### WHAT YOU WILL DO
Pick up the review of the novel Wanting Mor after its final sentence and carry on writing it.

Top of PAGE TEXT

The author’s website: http://www.trentreedy.com/book-witd.html

Interview with the Author and his Publisher http://www.wow-womenonwriting.com/downloads/printable/49-FE2-CaseStudyWritingMulticulturalFiction.html

The book includes an introdction by Katherine Paterson (Author of Bridge to Terabithia and numerous other books), a pronunciation guide, a glossary, an author’s note, acknowledgements, information about the poetry used in the book, and recommended reading about Afghanistan.



Wanting Mor By Rukhsana Khan




Jameela has a lot of obstacles as the book opens: poverty, her mother, Mor, has just died, a cleft lip, and an angry  father that returns to drugs and alcohol.  As the book progresses however, things don’t get better in fact they get worse.  In war-torn Afghanistan Jameela and her father move from their small village to the bustling city of Kabul, recently freed from Taliban control. With only her faith in Allah and her memory of Mor, Jameela endures being a virtual slave in one home, before being whisked away for her father’s inappropriate actions with the lady of the house.  Desperate for a place to live, Jameela’s father marries a widow for her money and Jameela becomes a slave to her new stepmother.  When her stepbrother Masood, tries to teach her how to read and write her name, her stepmother convinces Jameela’s father to take her to the busy market place and leave her.  Alone, lost, and with no where to go a kind butcher tries to help her, but ultimately she ends up in an orphanage.  Prospects look up for Jameela as she finally is allowed an education, friends, and security, however, issues with her father and stepmother must be resolved and ultimately this serves to be the biggest test for Jameela.


The story in a nutshell, is heartbreaking, yet Khan never seems to diminish the hope felt for Jameela and the belief that she will find a way to have a full life.  Based on a true story, it is hard to put the book down and the 183 pages fly by quickly.  Jameela is very devout in her prayers, her modesty and her imaan, illuminating  a story where so much sadness prevails. Her faith in Allah swt brings her peace and strength and Khan successfully passes that message on to the reader.  Jameela not only has to navigate her family issues, but also the challenge of making friends, dealing with her appearance, taking control of matters regarding her education, and so much more than most student’s coming of age have to endure.  I think Jameela’s strengths and faults will inspire and serve as lessons to the readers, most likely girls who have it much, much easier.  And who after reading the book, inshaAllah, will appreciate how much harder their lives could be.

Bottom of PAGE TEXT
Top of EXTRACTED RECORDS

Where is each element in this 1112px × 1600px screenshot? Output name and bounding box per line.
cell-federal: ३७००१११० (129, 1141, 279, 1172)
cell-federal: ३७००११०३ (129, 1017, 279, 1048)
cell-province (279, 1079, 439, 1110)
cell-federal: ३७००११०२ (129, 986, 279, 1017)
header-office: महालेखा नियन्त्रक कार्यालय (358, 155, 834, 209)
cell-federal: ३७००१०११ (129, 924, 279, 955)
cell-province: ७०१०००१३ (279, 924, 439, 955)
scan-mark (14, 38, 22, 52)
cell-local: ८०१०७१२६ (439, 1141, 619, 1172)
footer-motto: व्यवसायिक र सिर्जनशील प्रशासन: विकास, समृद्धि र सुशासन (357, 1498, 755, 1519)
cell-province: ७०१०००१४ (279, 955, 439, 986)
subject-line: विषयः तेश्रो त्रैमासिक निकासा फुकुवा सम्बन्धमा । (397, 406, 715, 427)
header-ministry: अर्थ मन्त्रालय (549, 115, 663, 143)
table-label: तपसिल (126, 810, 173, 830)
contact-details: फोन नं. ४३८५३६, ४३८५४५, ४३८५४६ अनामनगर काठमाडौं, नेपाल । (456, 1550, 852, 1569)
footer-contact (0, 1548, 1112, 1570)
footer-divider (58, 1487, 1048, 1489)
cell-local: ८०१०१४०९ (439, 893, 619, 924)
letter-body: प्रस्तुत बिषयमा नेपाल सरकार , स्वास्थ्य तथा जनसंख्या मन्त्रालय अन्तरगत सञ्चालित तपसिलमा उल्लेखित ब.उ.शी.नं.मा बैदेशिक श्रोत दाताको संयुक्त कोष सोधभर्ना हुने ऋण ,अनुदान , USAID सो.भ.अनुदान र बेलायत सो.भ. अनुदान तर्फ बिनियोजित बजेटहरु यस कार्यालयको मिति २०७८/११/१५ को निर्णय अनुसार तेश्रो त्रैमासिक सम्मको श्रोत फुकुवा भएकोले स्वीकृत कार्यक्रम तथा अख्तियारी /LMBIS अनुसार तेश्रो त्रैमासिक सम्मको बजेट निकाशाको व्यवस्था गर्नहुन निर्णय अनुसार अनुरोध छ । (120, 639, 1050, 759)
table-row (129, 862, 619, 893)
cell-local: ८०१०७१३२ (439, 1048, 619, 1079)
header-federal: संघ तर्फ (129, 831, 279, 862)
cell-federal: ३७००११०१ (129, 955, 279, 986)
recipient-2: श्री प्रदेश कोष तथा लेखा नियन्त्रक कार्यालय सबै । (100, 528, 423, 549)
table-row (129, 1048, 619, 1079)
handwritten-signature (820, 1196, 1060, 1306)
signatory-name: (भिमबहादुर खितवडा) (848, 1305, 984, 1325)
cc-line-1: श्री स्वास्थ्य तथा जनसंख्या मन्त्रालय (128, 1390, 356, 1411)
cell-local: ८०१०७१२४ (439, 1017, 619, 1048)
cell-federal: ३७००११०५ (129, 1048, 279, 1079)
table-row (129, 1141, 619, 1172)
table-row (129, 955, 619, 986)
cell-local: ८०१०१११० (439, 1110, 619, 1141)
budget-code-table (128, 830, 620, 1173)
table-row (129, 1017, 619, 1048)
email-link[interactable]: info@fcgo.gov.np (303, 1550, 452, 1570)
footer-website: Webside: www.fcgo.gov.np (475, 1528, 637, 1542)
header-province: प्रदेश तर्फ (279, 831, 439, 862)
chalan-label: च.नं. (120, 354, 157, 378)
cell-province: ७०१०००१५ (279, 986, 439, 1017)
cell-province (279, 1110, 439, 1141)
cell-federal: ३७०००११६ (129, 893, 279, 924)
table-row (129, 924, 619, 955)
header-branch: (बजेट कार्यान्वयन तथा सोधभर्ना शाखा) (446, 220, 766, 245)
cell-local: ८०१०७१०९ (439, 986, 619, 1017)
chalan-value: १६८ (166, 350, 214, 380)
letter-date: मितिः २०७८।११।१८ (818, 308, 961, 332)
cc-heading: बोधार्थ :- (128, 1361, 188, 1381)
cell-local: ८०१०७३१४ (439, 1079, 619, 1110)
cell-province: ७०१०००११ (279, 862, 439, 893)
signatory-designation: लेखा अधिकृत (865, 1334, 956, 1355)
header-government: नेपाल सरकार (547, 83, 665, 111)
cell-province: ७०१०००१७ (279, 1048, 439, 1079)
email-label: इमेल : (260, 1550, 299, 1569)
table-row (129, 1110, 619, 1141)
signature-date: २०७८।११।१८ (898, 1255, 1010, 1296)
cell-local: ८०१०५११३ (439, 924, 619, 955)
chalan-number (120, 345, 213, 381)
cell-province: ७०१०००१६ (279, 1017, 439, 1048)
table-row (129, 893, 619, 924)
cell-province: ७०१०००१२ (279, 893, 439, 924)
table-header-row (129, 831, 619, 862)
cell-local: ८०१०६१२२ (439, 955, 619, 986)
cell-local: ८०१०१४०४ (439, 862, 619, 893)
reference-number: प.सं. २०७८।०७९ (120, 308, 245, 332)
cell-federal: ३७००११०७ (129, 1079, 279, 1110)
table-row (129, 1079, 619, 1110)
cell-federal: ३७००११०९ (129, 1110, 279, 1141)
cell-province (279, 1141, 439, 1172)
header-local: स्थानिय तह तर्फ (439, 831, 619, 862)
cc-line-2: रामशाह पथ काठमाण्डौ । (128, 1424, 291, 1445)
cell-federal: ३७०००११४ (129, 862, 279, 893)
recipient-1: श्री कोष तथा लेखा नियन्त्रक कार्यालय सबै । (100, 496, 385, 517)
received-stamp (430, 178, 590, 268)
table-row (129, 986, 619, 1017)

Bottom of EXTRACTED RECORDS

### RESPONSE TO THE EXERCISE
This is the second book I’ve read and blogged about by Rukhsana Khan, the first was a children’s fiction book My Big Red Lollipop.  The two books are both well written and I enjoy her voice as an author, this book however, Wanting Mor, while only an AR Level 3.7, I would reserve for a more mature audience.  The reading is easy and fluid, the story is powerful and well told and I think would be fine in a 7th or 8th grade and up environment.  I would be nervous to recommend this book blindly to a young adult reader without context, direction, and some background.  The incident after a party, with alcohol, where Jameela’s father enters a married woman’s room, implies more than I would want a 3rd or 4th grader inquiring about.  Details aren’t given, but it causes a huge turning point in the story and is thus critical.  At one point a character is groped in the street and Jameela laughs, highly inappropriate that it happens and equally inappropriate that Jameela laughs at her friend.

Another point I would want to discuss with anyone reading the book before hand is the concept that, If you can’t be beautiful, you should at least be good.”  Mor tells it to Jameela, presumably because of her birth defect, but I think that a young girl reading the book shouldn’t take it at face value, I would want to explain the culture, the environment, and talk about such a statement on many levels.


 Implied sexual violence, drug and alcohol use


Given the right group of older students, this book would make a decent book club selections with plenty to discuss and plenty of emotion.